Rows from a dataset
## START

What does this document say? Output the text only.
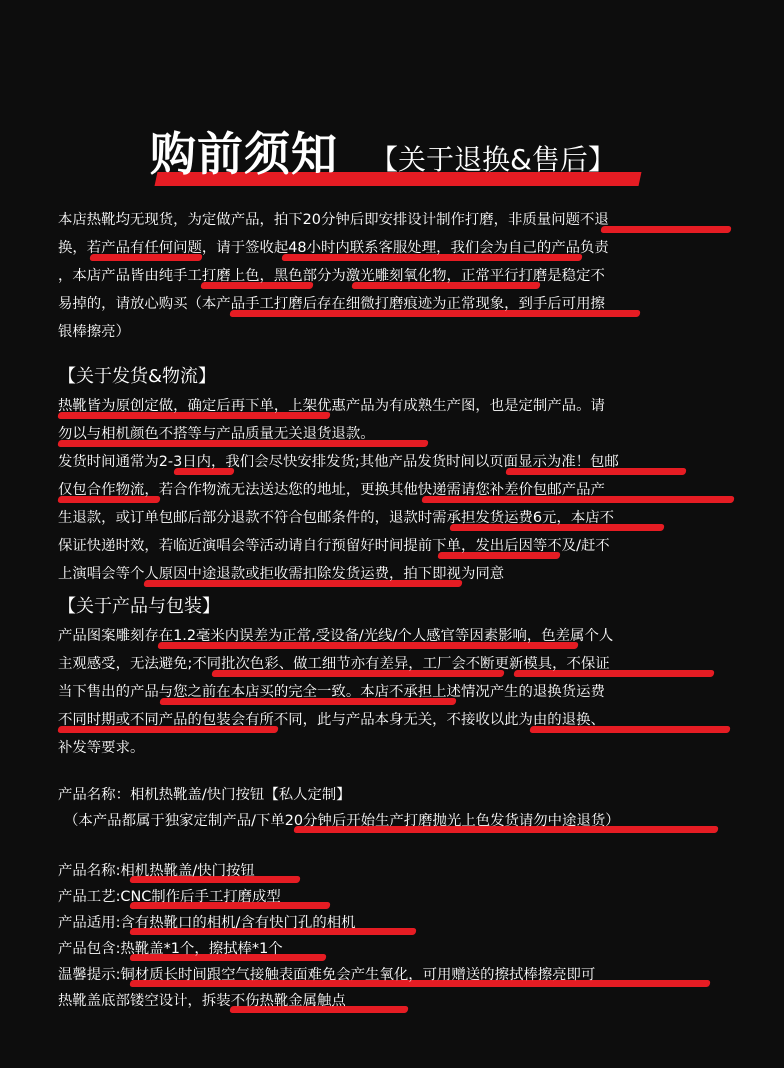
购前须知 【关于退换&售后】
本店热靴均无现货，为定做产品，拍下20分钟后即安排设计制作打磨，非质量问题不退
换，若产品有任何问题，请于签收起48小时内联系客服处理，我们会为自己的产品负责
，本店产品皆由纯手工打磨上色，黑色部分为激光雕刻氧化物，正常平行打磨是稳定不
易掉的，请放心购买（本产品手工打磨后存在细微打磨痕迹为正常现象，到手后可用擦
银棒擦亮）
【关于发货&物流】
热靴皆为原创定做，确定后再下单，上架优惠产品为有成熟生产图，也是定制产品。请
勿以与相机颜色不搭等与产品质量无关退货退款。
发货时间通常为2-3日内，我们会尽快安排发货;其他产品发货时间以页面显示为准！包邮
仅包合作物流，若合作物流无法送达您的地址，更换其他快递需请您补差价包邮产品产
生退款，或订单包邮后部分退款不符合包邮条件的，退款时需承担发货运费6元，本店不
保证快递时效，若临近演唱会等活动请自行预留好时间提前下单，发出后因等不及/赶不
上演唱会等个人原因中途退款或拒收需扣除发货运费，拍下即视为同意
【关于产品与包装】
产品图案雕刻存在1.2毫米内误差为正常,受设备/光线/个人感官等因素影响，色差属个人
主观感受，无法避免;不同批次色彩、做工细节亦有差异，工厂会不断更新模具，不保证
当下售出的产品与您之前在本店买的完全一致。本店不承担上述情况产生的退换货运费
不同时期或不同产品的包装会有所不同，此与产品本身无关，不接收以此为由的退换、
补发等要求。
产品名称：相机热靴盖/快门按钮【私人定制】
（本产品都属于独家定制产品/下单20分钟后开始生产打磨抛光上色发货请勿中途退货）
产品名称:相机热靴盖/快门按钮
产品工艺:CNC制作后手工打磨成型
产品适用:含有热靴口的相机/含有快门孔的相机
产品包含:热靴盖*1个，擦拭棒*1个
温馨提示:铜材质长时间跟空气接触表面难免会产生氧化，可用赠送的擦拭棒擦亮即可
热靴盖底部镂空设计，拆装不伤热靴金属触点
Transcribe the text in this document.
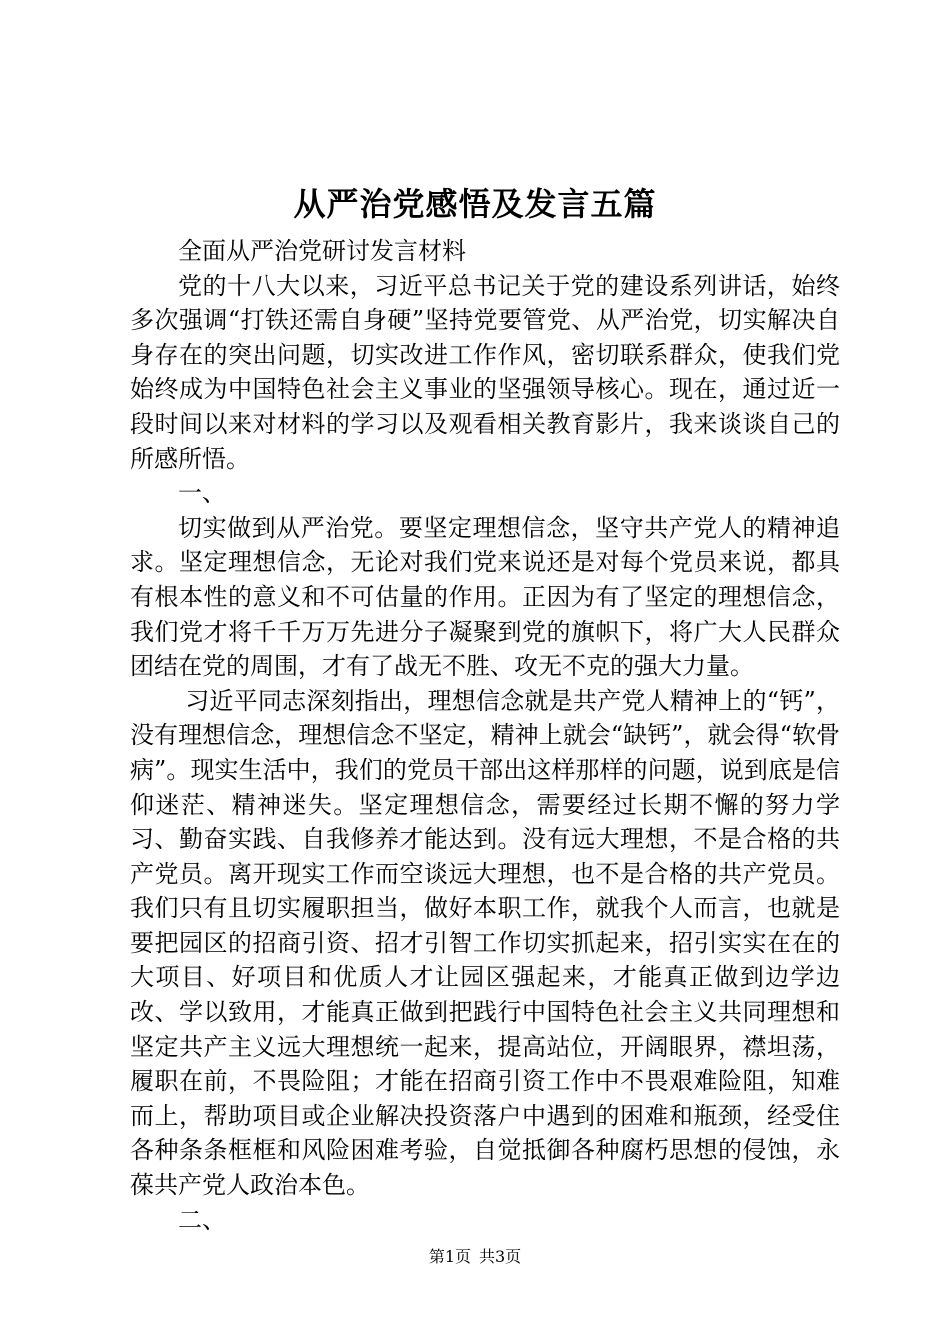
从严治党感悟及发言五篇

全面从严治党研讨发言材料

党的十八大以来，习近平总书记关于党的建设系列讲话，始终多次强调“打铁还需自身硬”坚持党要管党、从严治党，切实解决自身存在的突出问题，切实改进工作作风，密切联系群众，使我们党始终成为中国特色社会主义事业的坚强领导核心。现在，通过近一段时间以来对材料的学习以及观看相关教育影片，我来谈谈自己的所感所悟。

一、

切实做到从严治党。要坚定理想信念，坚守共产党人的精神追求。坚定理想信念，无论对我们党来说还是对每个党员来说，都具有根本性的意义和不可估量的作用。正因为有了坚定的理想信念，我们党才将千千万万先进分子凝聚到党的旗帜下，将广大人民群众团结在党的周围，才有了战无不胜、攻无不克的强大力量。

习近平同志深刻指出，理想信念就是共产党人精神上的“钙”，没有理想信念，理想信念不坚定，精神上就会“缺钙”，就会得“软骨病”。现实生活中，我们的党员干部出这样那样的问题，说到底是信仰迷茫、精神迷失。坚定理想信念，需要经过长期不懈的努力学习、勤奋实践、自我修养才能达到。没有远大理想，不是合格的共产党员。离开现实工作而空谈远大理想，也不是合格的共产党员。我们只有且切实履职担当，做好本职工作，就我个人而言，也就是要把园区的招商引资、招才引智工作切实抓起来，招引实实在在的大项目、好项目和优质人才让园区强起来，才能真正做到边学边改、学以致用，才能真正做到把践行中国特色社会主义共同理想和坚定共产主义远大理想统一起来，提高站位，开阔眼界，襟坦荡，履职在前，不畏险阻；才能在招商引资工作中不畏艰难险阻，知难而上，帮助项目或企业解决投资落户中遇到的困难和瓶颈，经受住各种条条框框和风险困难考验，自觉抵御各种腐朽思想的侵蚀，永葆共产党人政治本色。

二、

第1页 共3页
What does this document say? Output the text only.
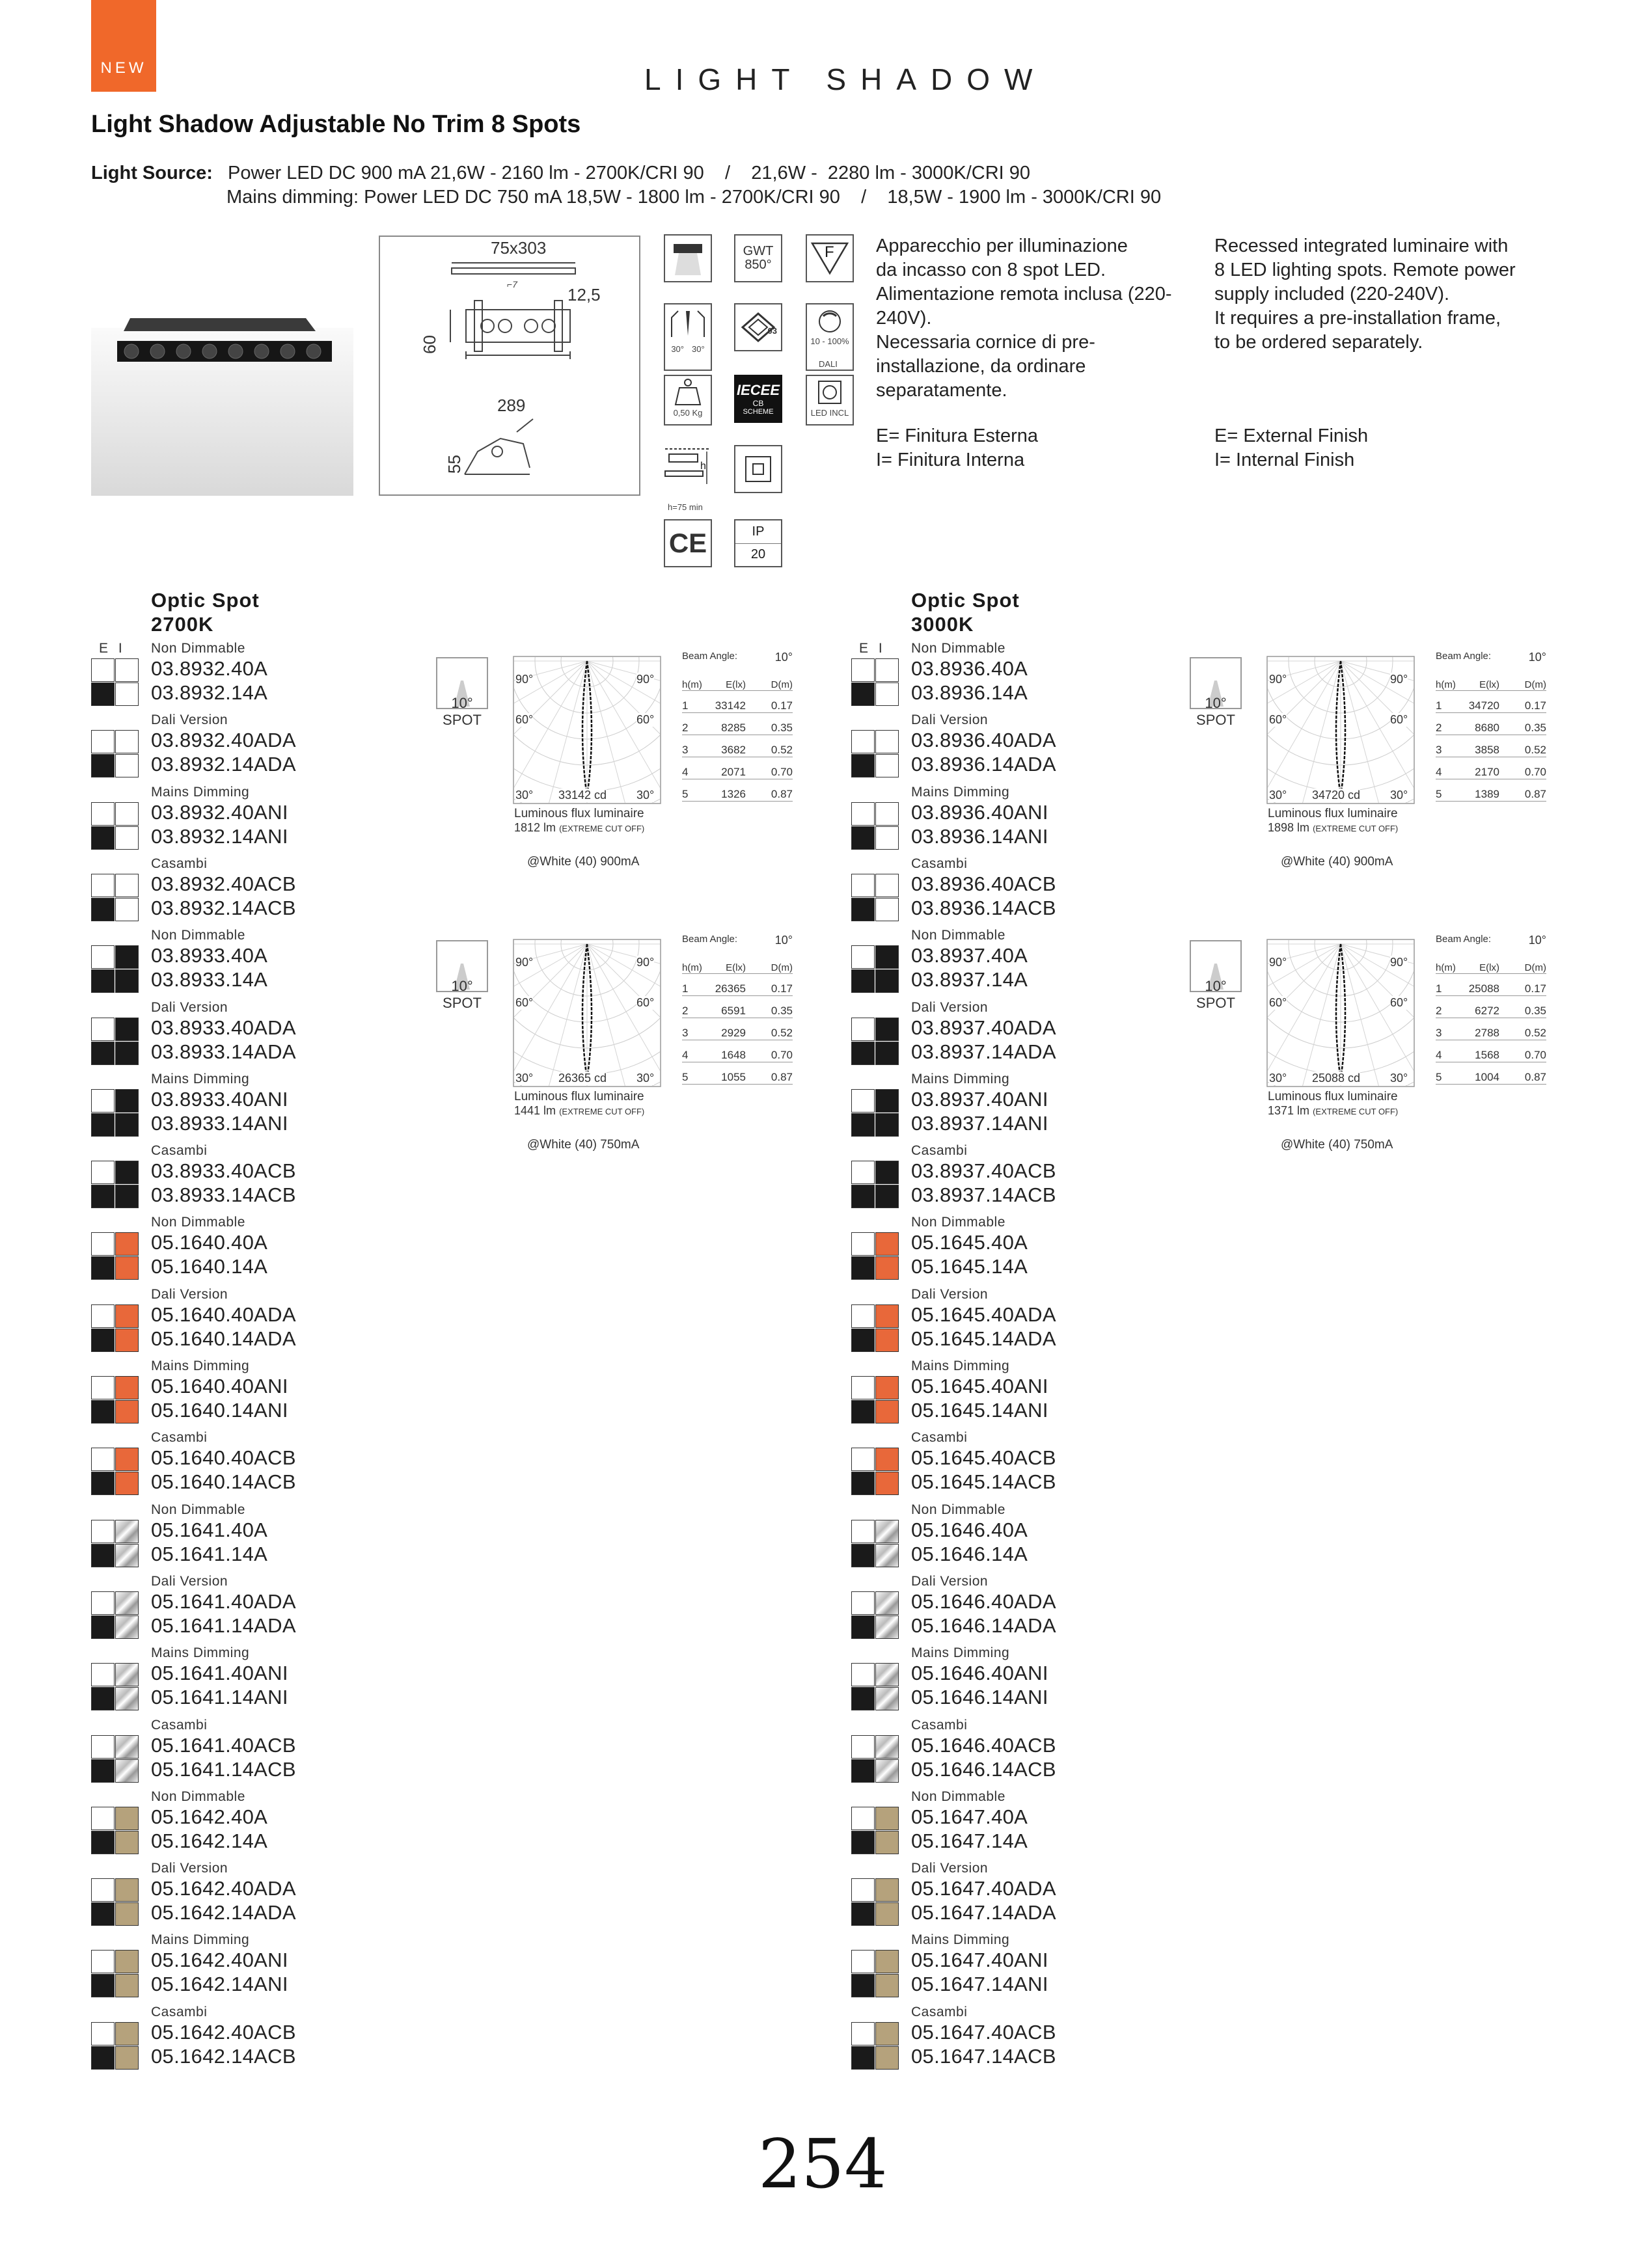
NEW	LIGHT SHADOW
Light Shadow Adjustable No Trim 8 Spots
Light Source: Power LED DC 900 mA 21,6W - 2160 lm - 2700K/CRI 90    /    21,6W -  2280 lm - 3000K/CRI 90
Mains dimming: Power LED DC 750 mA 18,5W - 1800 lm - 2700K/CRI 90    /    18,5W - 1900 lm - 3000K/CRI 90
75x303
12,5
60
289
55
⌐7
GWT
850°
F
30° 30°
03
10 - 100%
DALI
0,50 Kg
IECEE
CB
SCHEME	LED INCL
h
h=75 min
CE	IP
20
Apparecchio per illuminazione
da incasso con 8 spot LED.
Alimentazione remota inclusa (220-
240V).
Necessaria cornice di pre-
installazione, da ordinare
separatamente.
E= Finitura Esterna
I= Finitura Interna
Recessed integrated luminaire with
8 LED lighting spots. Remote power
supply included (220-240V).
It requires a pre-installation frame,
to be ordered separately.
E= External Finish
I= Internal Finish
Optic Spot
2700K
E I Non Dimmable
03.8932.40A
03.8932.14A
Dali Version
03.8932.40ADA
03.8932.14ADA
Mains Dimming
03.8932.40ANI
03.8932.14ANI
Casambi
03.8932.40ACB
03.8932.14ACB
Non Dimmable
03.8933.40A
03.8933.14A
Dali Version
03.8933.40ADA
03.8933.14ADA
Mains Dimming
03.8933.40ANI
03.8933.14ANI
Casambi
03.8933.40ACB
03.8933.14ACB
Non Dimmable
05.1640.40A
05.1640.14A
Dali Version
05.1640.40ADA
05.1640.14ADA
Mains Dimming
05.1640.40ANI
05.1640.14ANI
Casambi
05.1640.40ACB
05.1640.14ACB
Non Dimmable
05.1641.40A
05.1641.14A
Dali Version
05.1641.40ADA
05.1641.14ADA
Mains Dimming
05.1641.40ANI
05.1641.14ANI
Casambi
05.1641.40ACB
05.1641.14ACB
Non Dimmable
05.1642.40A
05.1642.14A
Dali Version
05.1642.40ADA
05.1642.14ADA
Mains Dimming
05.1642.40ANI
05.1642.14ANI
Casambi
05.1642.40ACB
05.1642.14ACB
10°
SPOT
90°	90°
60°	60°
30°	30°
33142 cd
Luminous flux luminaire
1812 lm (EXTREME CUT OFF)
@White (40) 900mA
Beam Angle:	10°
h(m)	E(lx)	D(m)
1	33142	0.17
2	8285	0.35
3	3682	0.52
4	2071	0.70
5	1326	0.87
10°
SPOT
90°	90°
60°	60°
30°	30°
26365 cd
Luminous flux luminaire
1441 lm (EXTREME CUT OFF)
@White (40) 750mA
Beam Angle:	10°
h(m)	E(lx)	D(m)
1	26365	0.17
2	6591	0.35
3	2929	0.52
4	1648	0.70
5	1055	0.87
Optic Spot
3000K
E I Non Dimmable
03.8936.40A
03.8936.14A
Dali Version
03.8936.40ADA
03.8936.14ADA
Mains Dimming
03.8936.40ANI
03.8936.14ANI
Casambi
03.8936.40ACB
03.8936.14ACB
Non Dimmable
03.8937.40A
03.8937.14A
Dali Version
03.8937.40ADA
03.8937.14ADA
Mains Dimming
03.8937.40ANI
03.8937.14ANI
Casambi
03.8937.40ACB
03.8937.14ACB
Non Dimmable
05.1645.40A
05.1645.14A
Dali Version
05.1645.40ADA
05.1645.14ADA
Mains Dimming
05.1645.40ANI
05.1645.14ANI
Casambi
05.1645.40ACB
05.1645.14ACB
Non Dimmable
05.1646.40A
05.1646.14A
Dali Version
05.1646.40ADA
05.1646.14ADA
Mains Dimming
05.1646.40ANI
05.1646.14ANI
Casambi
05.1646.40ACB
05.1646.14ACB
Non Dimmable
05.1647.40A
05.1647.14A
Dali Version
05.1647.40ADA
05.1647.14ADA
Mains Dimming
05.1647.40ANI
05.1647.14ANI
Casambi
05.1647.40ACB
05.1647.14ACB
10°
SPOT
90°	90°
60°	60°
30°	30°
34720 cd
Luminous flux luminaire
1898 lm (EXTREME CUT OFF)
@White (40) 900mA
Beam Angle:	10°
h(m)	E(lx)	D(m)
1	34720	0.17
2	8680	0.35
3	3858	0.52
4	2170	0.70
5	1389	0.87
10°
SPOT
90°	90°
60°	60°
30°	30°
25088 cd
Luminous flux luminaire
1371 lm (EXTREME CUT OFF)
@White (40) 750mA
Beam Angle:	10°
h(m)	E(lx)	D(m)
1	25088	0.17
2	6272	0.35
3	2788	0.52
4	1568	0.70
5	1004	0.87
254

## END

▸ **Problem to solve**
Using the records above, copy every line that has the word "坚定理想信念" in it.

▸ **Final answer**
切实做到从严治党。要坚定理想信念，坚守共产党人的精神追求。坚定理想信念，无论对我们党来说还是对每个党员来说，都具有根本性的意义和不可估量的作用。正因为有了坚定的理想信念，我们党才将千千万万先进分子凝聚到党的旗帜下，将广大人民群众团结在党的周围，才有了战无不胜、攻无不克的强大力量。
习近平同志深刻指出，理想信念就是共产党人精神上的“钙”，没有理想信念，理想信念不坚定，精神上就会“缺钙”，就会得“软骨病”。现实生活中，我们的党员干部出这样那样的问题，说到底是信仰迷茫、精神迷失。坚定理想信念，需要经过长期不懈的努力学习、勤奋实践、自我修养才能达到。没有远大理想，不是合格的共产党员。离开现实工作而空谈远大理想，也不是合格的共产党员。我们只有且切实履职担当，做好本职工作，就我个人而言，也就是要把园区的招商引资、招才引智工作切实抓起来，招引实实在在的大项目、好项目和优质人才让园区强起来，才能真正做到边学边改、学以致用，才能真正做到把践行中国特色社会主义共同理想和坚定共产主义远大理想统一起来，提高站位，开阔眼界，襟坦荡，履职在前，不畏险阻；才能在招商引资工作中不畏艰难险阻，知难而上，帮助项目或企业解决投资落户中遇到的困难和瓶颈，经受住各种条条框框和风险困难考验，自觉抵御各种腐朽思想的侵蚀，永葆共产党人政治本色。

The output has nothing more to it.